(Data excerpts)
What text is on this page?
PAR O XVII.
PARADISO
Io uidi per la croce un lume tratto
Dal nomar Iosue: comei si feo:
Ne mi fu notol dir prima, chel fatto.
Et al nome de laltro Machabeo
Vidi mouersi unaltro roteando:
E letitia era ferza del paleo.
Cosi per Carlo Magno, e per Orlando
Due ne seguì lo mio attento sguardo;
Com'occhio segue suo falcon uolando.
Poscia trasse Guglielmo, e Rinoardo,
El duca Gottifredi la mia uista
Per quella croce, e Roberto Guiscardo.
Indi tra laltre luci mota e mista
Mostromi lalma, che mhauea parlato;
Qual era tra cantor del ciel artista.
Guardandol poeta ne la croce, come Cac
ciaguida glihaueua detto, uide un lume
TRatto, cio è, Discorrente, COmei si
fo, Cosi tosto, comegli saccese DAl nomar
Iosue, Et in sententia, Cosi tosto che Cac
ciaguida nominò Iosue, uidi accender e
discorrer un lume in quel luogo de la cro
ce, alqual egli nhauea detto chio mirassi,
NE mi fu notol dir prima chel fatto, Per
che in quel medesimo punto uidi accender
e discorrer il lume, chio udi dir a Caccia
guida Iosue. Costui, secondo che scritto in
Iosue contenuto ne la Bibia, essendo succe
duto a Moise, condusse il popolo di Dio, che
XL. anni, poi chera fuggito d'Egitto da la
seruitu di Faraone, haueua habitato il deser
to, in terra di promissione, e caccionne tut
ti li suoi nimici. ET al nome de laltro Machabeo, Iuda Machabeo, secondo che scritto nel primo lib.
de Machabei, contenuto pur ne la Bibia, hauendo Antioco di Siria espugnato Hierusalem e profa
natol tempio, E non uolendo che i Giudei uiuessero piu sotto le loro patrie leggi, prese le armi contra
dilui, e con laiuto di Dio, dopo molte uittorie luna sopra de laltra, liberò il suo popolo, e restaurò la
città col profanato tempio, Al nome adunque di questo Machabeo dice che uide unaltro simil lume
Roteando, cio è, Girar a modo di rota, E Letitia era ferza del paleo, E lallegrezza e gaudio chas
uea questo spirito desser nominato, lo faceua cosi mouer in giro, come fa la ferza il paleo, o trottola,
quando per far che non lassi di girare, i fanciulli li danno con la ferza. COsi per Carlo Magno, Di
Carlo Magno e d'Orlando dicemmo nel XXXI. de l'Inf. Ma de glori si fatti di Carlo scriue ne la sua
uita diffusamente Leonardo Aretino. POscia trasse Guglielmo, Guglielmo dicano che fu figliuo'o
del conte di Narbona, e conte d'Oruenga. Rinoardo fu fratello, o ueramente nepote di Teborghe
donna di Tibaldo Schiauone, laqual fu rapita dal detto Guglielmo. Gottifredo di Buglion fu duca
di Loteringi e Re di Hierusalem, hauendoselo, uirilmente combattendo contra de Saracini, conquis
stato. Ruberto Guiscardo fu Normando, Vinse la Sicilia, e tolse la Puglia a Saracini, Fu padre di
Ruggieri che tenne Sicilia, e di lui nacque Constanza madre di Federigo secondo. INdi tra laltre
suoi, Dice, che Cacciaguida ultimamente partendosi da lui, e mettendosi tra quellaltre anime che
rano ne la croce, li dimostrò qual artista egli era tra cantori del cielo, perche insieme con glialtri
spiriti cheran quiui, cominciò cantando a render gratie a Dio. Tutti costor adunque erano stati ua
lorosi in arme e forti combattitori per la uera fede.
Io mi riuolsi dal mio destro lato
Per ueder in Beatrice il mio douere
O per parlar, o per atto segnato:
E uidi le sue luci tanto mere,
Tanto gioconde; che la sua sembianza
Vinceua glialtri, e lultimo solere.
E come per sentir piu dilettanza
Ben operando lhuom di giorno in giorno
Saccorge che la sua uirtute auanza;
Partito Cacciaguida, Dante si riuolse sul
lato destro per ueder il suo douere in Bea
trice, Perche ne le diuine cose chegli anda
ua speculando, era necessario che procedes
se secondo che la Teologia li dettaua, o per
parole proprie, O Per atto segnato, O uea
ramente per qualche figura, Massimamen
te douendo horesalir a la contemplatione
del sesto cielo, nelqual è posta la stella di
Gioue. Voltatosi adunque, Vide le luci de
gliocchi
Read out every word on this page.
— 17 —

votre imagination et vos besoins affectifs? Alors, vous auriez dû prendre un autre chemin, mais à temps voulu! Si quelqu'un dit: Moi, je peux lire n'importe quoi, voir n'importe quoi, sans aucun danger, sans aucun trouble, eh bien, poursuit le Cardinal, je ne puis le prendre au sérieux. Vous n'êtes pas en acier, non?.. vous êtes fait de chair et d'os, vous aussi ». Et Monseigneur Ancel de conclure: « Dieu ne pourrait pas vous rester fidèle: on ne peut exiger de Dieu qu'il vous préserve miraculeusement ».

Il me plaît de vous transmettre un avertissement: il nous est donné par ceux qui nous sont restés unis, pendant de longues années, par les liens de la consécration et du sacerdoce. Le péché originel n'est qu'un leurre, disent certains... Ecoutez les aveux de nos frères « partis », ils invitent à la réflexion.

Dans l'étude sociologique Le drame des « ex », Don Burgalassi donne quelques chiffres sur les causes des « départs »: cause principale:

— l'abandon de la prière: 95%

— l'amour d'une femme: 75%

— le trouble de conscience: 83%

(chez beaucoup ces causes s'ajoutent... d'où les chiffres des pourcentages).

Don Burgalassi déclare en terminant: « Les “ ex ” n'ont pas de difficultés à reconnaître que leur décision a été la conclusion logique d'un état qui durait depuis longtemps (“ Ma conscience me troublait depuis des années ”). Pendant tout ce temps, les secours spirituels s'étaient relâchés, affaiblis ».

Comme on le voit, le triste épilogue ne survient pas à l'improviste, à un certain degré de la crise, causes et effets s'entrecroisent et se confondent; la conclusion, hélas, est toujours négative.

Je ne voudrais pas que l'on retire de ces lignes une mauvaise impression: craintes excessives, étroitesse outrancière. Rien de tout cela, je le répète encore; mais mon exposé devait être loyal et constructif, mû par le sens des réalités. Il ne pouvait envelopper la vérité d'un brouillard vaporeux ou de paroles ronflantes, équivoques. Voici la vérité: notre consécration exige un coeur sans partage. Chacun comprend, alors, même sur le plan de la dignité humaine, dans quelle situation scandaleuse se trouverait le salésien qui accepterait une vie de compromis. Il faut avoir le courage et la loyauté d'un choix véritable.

Exercise
Write out every entry exactly as given.

Result
What text is on this page?
PAR O XVII.
PARADISO
Io uidi per la croce un lume tratto
Dal nomar Iosue: comei si feo:
Ne mi fu notol dir prima, chel fatto.
Et al nome de laltro Machabeo
Vidi mouersi unaltro roteando:
E letitia era ferza del paleo.
Cosi per Carlo Magno, e per Orlando
Due ne seguì lo mio attento sguardo;
Com'occhio segue suo falcon uolando.
Poscia trasse Guglielmo, e Rinoardo,
El duca Gottifredi la mia uista
Per quella croce, e Roberto Guiscardo.
Indi tra laltre luci mota e mista
Mostromi lalma, che mhauea parlato;
Qual era tra cantor del ciel artista.
Guardandol poeta ne la croce, come Cac
ciaguida glihaueua detto, uide un lume
TRatto, cio è, Discorrente, COmei si
fo, Cosi tosto, comegli saccese DAl nomar
Iosue, Et in sententia, Cosi tosto che Cac
ciaguida nominò Iosue, uidi accender e
discorrer un lume in quel luogo de la cro
ce, alqual egli nhauea detto chio mirassi,
NE mi fu notol dir prima chel fatto, Per
che in quel medesimo punto uidi accender
e discorrer il lume, chio udi dir a Caccia
guida Iosue. Costui, secondo che scritto in
Iosue contenuto ne la Bibia, essendo succe
duto a Moise, condusse il popolo di Dio, che
XL. anni, poi chera fuggito d'Egitto da la
seruitu di Faraone, haueua habitato il deser
to, in terra di promissione, e caccionne tut
ti li suoi nimici. ET al nome de laltro Machabeo, Iuda Machabeo, secondo che scritto nel primo lib.
de Machabei, contenuto pur ne la Bibia, hauendo Antioco di Siria espugnato Hierusalem e profa
natol tempio, E non uolendo che i Giudei uiuessero piu sotto le loro patrie leggi, prese le armi contra
dilui, e con laiuto di Dio, dopo molte uittorie luna sopra de laltra, liberò il suo popolo, e restaurò la
città col profanato tempio, Al nome adunque di questo Machabeo dice che uide unaltro simil lume
Roteando, cio è, Girar a modo di rota, E Letitia era ferza del paleo, E lallegrezza e gaudio chas
uea questo spirito desser nominato, lo faceua cosi mouer in giro, come fa la ferza il paleo, o trottola,
quando per far che non lassi di girare, i fanciulli li danno con la ferza. COsi per Carlo Magno, Di
Carlo Magno e d'Orlando dicemmo nel XXXI. de l'Inf. Ma de glori si fatti di Carlo scriue ne la sua
uita diffusamente Leonardo Aretino. POscia trasse Guglielmo, Guglielmo dicano che fu figliuo'o
del conte di Narbona, e conte d'Oruenga. Rinoardo fu fratello, o ueramente nepote di Teborghe
donna di Tibaldo Schiauone, laqual fu rapita dal detto Guglielmo. Gottifredo di Buglion fu duca
di Loteringi e Re di Hierusalem, hauendoselo, uirilmente combattendo contra de Saracini, conquis
stato. Ruberto Guiscardo fu Normando, Vinse la Sicilia, e tolse la Puglia a Saracini, Fu padre di
Ruggieri che tenne Sicilia, e di lui nacque Constanza madre di Federigo secondo. INdi tra laltre
suoi, Dice, che Cacciaguida ultimamente partendosi da lui, e mettendosi tra quellaltre anime che
rano ne la croce, li dimostrò qual artista egli era tra cantori del cielo, perche insieme con glialtri
spiriti cheran quiui, cominciò cantando a render gratie a Dio. Tutti costor adunque erano stati ua
lorosi in arme e forti combattitori per la uera fede.
Io mi riuolsi dal mio destro lato
Per ueder in Beatrice il mio douere
O per parlar, o per atto segnato:
E uidi le sue luci tanto mere,
Tanto gioconde; che la sua sembianza
Vinceua glialtri, e lultimo solere.
E come per sentir piu dilettanza
Ben operando lhuom di giorno in giorno
Saccorge che la sua uirtute auanza;
Partito Cacciaguida, Dante si riuolse sul
lato destro per ueder il suo douere in Bea
trice, Perche ne le diuine cose chegli anda
ua speculando, era necessario che procedes
se secondo che la Teologia li dettaua, o per
parole proprie, O Per atto segnato, O uea
ramente per qualche figura, Massimamen
te douendo horesalir a la contemplatione
del sesto cielo, nelqual è posta la stella di
Gioue. Voltatosi adunque, Vide le luci de
gliocchi
Read out every word on this page.
— 17 —

votre imagination et vos besoins affectifs? Alors, vous auriez dû prendre un autre chemin, mais à temps voulu! Si quelqu'un dit: Moi, je peux lire n'importe quoi, voir n'importe quoi, sans aucun danger, sans aucun trouble, eh bien, poursuit le Cardinal, je ne puis le prendre au sérieux. Vous n'êtes pas en acier, non?.. vous êtes fait de chair et d'os, vous aussi ». Et Monseigneur Ancel de conclure: « Dieu ne pourrait pas vous rester fidèle: on ne peut exiger de Dieu qu'il vous préserve miraculeusement ».

Il me plaît de vous transmettre un avertissement: il nous est donné par ceux qui nous sont restés unis, pendant de longues années, par les liens de la consécration et du sacerdoce. Le péché originel n'est qu'un leurre, disent certains... Ecoutez les aveux de nos frères « partis », ils invitent à la réflexion.

Dans l'étude sociologique Le drame des « ex », Don Burgalassi donne quelques chiffres sur les causes des « départs »: cause principale:

— l'abandon de la prière: 95%

— l'amour d'une femme: 75%

— le trouble de conscience: 83%

(chez beaucoup ces causes s'ajoutent... d'où les chiffres des pourcentages).

Don Burgalassi déclare en terminant: « Les “ ex ” n'ont pas de difficultés à reconnaître que leur décision a été la conclusion logique d'un état qui durait depuis longtemps (“ Ma conscience me troublait depuis des années ”). Pendant tout ce temps, les secours spirituels s'étaient relâchés, affaiblis ».

Comme on le voit, le triste épilogue ne survient pas à l'improviste, à un certain degré de la crise, causes et effets s'entrecroisent et se confondent; la conclusion, hélas, est toujours négative.

Je ne voudrais pas que l'on retire de ces lignes une mauvaise impression: craintes excessives, étroitesse outrancière. Rien de tout cela, je le répète encore; mais mon exposé devait être loyal et constructif, mû par le sens des réalités. Il ne pouvait envelopper la vérité d'un brouillard vaporeux ou de paroles ronflantes, équivoques. Voici la vérité: notre consécration exige un coeur sans partage. Chacun comprend, alors, même sur le plan de la dignité humaine, dans quelle situation scandaleuse se trouverait le salésien qui accepterait une vie de compromis. Il faut avoir le courage et la loyauté d'un choix véritable.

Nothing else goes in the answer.